- Selected extract -
<<<<

Q. Do these shoes have a wide toe box? Also, do these shoes run narrow?
A. The Reebok Men’s Crossfit Nano 8.0 Flexweave do have a wide toe box but can run narrow.
The Nike Metcon 2 has a rather narrow toe box that loosens overuse and is a narrow shoe; this is understandable only because the Nike brand tends to run narrow in general.
The Inov-8 Men’s All Train 215 Cross-Trainer Shoe has a wide toe box (but you may need to try different sizes to find the right fit) and is a rather narrow shoe.
The New Balance Men’s MX1267 Training Shoe is both narrow in the toe box and overall.
The Puma Women’s Tazon 6 WN’s FM Cross-Trainer Shoe has a very small toe box regardless of size but does offer narrow and wide models.
The Xero Shoes Prio does have a wide toe box but fits narrow overall.
The ASICS Men’s GEL-Acclaim Training Shoe has a decent size toe box as long as you don’t have wide feet, but it is a narrow shoe.
Q. Is the size accurate/do the shoes run true to size?
A. Remember that your feet can change and are usually larger/swollen at the end of the day, so sizes can (and will) vary.
That being said, both the Reebok Men’s Crossfit Nano 8.0 Flexweave and New Balance Men’s MX1267 Training Shoe have run too small and too large.
The Nike Metcon 2 runs true to size.
The Inov-8 Men’s All Train 215 Cross-Trainer Shoe, Puma Women’s Tazon 6 WN’s FM Cross-Trainer Shoe, The Xero Shoes Prio, and ASICS Men’s GEL-Acclaim Training Shoe all tend to be small.
Q. Are these shoes appropriate for someone with flat feet?
A. The Reebok Men’s Crossfit Nano 8.0 Flexweave and the New Balance Men’s MX1267 Training Shoe both have very good support for flat feet.
The Nike Metcon 2, Puma Women’s Tazon 6 WN’s FM Cross-Trainer Shoe, and ASICS Men’s GEL-Acclaim Training Shoe are too flat themselves to properly support flat feet.

>>>>

- Information provided -
<<<<

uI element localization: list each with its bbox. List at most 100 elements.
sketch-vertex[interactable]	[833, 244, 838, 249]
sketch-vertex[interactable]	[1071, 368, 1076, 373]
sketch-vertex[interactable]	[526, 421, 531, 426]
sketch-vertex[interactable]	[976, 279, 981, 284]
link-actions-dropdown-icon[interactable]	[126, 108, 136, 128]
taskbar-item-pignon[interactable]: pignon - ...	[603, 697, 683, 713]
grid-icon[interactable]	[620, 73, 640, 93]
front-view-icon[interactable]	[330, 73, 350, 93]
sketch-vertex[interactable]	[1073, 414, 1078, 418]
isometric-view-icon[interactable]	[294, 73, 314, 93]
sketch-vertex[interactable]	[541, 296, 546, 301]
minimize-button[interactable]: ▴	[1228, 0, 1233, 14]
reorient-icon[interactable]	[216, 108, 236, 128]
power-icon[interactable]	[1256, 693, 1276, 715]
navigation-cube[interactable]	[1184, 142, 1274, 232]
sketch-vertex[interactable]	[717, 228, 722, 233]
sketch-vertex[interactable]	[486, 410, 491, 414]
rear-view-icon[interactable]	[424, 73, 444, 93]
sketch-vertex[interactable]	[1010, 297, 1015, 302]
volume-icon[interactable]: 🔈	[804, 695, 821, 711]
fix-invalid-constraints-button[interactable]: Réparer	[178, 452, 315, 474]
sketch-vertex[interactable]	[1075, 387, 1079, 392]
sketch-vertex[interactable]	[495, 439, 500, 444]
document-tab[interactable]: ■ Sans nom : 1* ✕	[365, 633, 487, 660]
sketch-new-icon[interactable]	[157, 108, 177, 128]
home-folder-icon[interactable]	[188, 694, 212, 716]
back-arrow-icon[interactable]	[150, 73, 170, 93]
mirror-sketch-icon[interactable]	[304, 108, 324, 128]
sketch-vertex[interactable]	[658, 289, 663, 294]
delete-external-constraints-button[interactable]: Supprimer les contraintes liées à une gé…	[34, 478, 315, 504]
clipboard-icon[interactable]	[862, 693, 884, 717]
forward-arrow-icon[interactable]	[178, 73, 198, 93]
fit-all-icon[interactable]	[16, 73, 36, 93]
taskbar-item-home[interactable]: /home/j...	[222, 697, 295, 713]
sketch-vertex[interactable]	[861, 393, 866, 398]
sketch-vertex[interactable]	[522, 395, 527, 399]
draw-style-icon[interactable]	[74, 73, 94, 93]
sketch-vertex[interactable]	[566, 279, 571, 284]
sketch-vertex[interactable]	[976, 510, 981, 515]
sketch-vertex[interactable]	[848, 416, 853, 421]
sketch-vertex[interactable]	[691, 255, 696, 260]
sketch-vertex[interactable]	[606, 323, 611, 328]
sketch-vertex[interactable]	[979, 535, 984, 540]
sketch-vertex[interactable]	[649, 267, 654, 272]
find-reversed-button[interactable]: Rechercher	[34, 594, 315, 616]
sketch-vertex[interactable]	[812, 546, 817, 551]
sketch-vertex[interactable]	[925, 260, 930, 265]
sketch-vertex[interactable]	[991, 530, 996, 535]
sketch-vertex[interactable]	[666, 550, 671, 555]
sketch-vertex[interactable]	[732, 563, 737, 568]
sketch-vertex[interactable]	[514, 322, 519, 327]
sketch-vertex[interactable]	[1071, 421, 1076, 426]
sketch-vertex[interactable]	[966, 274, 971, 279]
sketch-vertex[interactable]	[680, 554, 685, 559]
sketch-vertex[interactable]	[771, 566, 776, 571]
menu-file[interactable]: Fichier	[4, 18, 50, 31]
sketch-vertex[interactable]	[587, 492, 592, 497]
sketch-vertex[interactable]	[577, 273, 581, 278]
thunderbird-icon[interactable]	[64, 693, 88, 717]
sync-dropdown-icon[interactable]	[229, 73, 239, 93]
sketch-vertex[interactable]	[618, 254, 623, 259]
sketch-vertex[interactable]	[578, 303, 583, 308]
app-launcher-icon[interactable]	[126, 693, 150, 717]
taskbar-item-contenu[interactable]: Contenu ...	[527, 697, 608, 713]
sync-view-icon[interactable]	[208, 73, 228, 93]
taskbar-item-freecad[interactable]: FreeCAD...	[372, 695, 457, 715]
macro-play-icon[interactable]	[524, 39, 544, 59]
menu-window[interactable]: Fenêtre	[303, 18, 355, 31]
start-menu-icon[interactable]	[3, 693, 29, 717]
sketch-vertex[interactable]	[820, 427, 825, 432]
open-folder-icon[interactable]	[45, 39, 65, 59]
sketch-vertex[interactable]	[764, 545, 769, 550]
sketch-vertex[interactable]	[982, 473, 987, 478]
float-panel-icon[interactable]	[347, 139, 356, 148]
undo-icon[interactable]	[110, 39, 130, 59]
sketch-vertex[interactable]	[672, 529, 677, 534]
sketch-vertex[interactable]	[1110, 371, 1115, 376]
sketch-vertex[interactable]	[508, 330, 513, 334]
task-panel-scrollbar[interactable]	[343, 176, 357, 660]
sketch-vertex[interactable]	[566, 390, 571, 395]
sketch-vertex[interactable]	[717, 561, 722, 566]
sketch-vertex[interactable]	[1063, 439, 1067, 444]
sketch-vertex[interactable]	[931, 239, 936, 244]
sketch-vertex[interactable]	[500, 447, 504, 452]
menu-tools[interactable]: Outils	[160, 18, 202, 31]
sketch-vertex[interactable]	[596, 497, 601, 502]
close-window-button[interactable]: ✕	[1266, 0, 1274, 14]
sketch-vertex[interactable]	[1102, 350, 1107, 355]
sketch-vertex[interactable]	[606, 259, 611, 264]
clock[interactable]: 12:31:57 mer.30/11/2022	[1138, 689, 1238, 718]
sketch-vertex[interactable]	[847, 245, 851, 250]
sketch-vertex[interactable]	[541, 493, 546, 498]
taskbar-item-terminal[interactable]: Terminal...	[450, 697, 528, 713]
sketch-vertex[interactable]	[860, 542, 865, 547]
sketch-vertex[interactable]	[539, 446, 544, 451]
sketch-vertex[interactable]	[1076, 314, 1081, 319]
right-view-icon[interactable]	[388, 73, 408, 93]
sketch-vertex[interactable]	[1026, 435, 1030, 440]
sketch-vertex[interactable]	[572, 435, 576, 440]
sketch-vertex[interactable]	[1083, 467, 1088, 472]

>>>>

- Action item -
Copy the stretch of the shoe fit text from "Q. Do these" through "fits narrow overall." word for word.

- Reply -
Q. Do these shoes have a wide toe box? Also, do these shoes run narrow?
A. The Reebok Men’s Crossfit Nano 8.0 Flexweave do have a wide toe box but can run narrow.
The Nike Metcon 2 has a rather narrow toe box that loosens overuse and is a narrow shoe; this is understandable only because the Nike brand tends to run narrow in general.
The Inov-8 Men’s All Train 215 Cross-Trainer Shoe has a wide toe box (but you may need to try different sizes to find the right fit) and is a rather narrow shoe.
The New Balance Men’s MX1267 Training Shoe is both narrow in the toe box and overall.
The Puma Women’s Tazon 6 WN’s FM Cross-Trainer Shoe has a very small toe box regardless of size but does offer narrow and wide models.
The Xero Shoes Prio does have a wide toe box but fits narrow overall.